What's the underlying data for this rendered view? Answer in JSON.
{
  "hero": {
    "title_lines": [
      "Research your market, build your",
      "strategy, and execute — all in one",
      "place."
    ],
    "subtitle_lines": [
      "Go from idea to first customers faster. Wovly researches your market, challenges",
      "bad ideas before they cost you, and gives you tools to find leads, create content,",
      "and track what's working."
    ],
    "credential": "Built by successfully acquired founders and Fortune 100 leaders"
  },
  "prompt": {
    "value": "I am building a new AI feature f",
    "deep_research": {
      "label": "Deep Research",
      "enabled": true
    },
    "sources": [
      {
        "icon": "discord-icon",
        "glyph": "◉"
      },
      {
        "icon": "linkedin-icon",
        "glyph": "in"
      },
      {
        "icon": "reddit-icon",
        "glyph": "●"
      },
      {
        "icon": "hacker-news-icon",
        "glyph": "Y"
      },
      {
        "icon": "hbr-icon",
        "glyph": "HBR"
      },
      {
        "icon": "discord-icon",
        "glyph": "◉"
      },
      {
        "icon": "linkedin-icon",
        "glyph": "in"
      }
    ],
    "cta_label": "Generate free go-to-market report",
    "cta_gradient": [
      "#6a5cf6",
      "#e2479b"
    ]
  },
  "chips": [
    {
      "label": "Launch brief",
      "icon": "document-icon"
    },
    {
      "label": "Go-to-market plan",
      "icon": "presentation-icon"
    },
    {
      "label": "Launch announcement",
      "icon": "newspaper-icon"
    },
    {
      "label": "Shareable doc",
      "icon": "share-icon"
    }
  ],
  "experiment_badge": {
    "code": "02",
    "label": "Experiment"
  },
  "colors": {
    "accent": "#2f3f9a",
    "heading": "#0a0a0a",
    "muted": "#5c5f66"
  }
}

# Task details
Search the entries for the word "market", then list each line that holds it.

# Exercise answer
      "Research your market, build your",
      "Go from idea to first customers faster. Wovly researches your market, challenges",
    "cta_label": "Generate free go-to-market report",
      "label": "Go-to-market plan",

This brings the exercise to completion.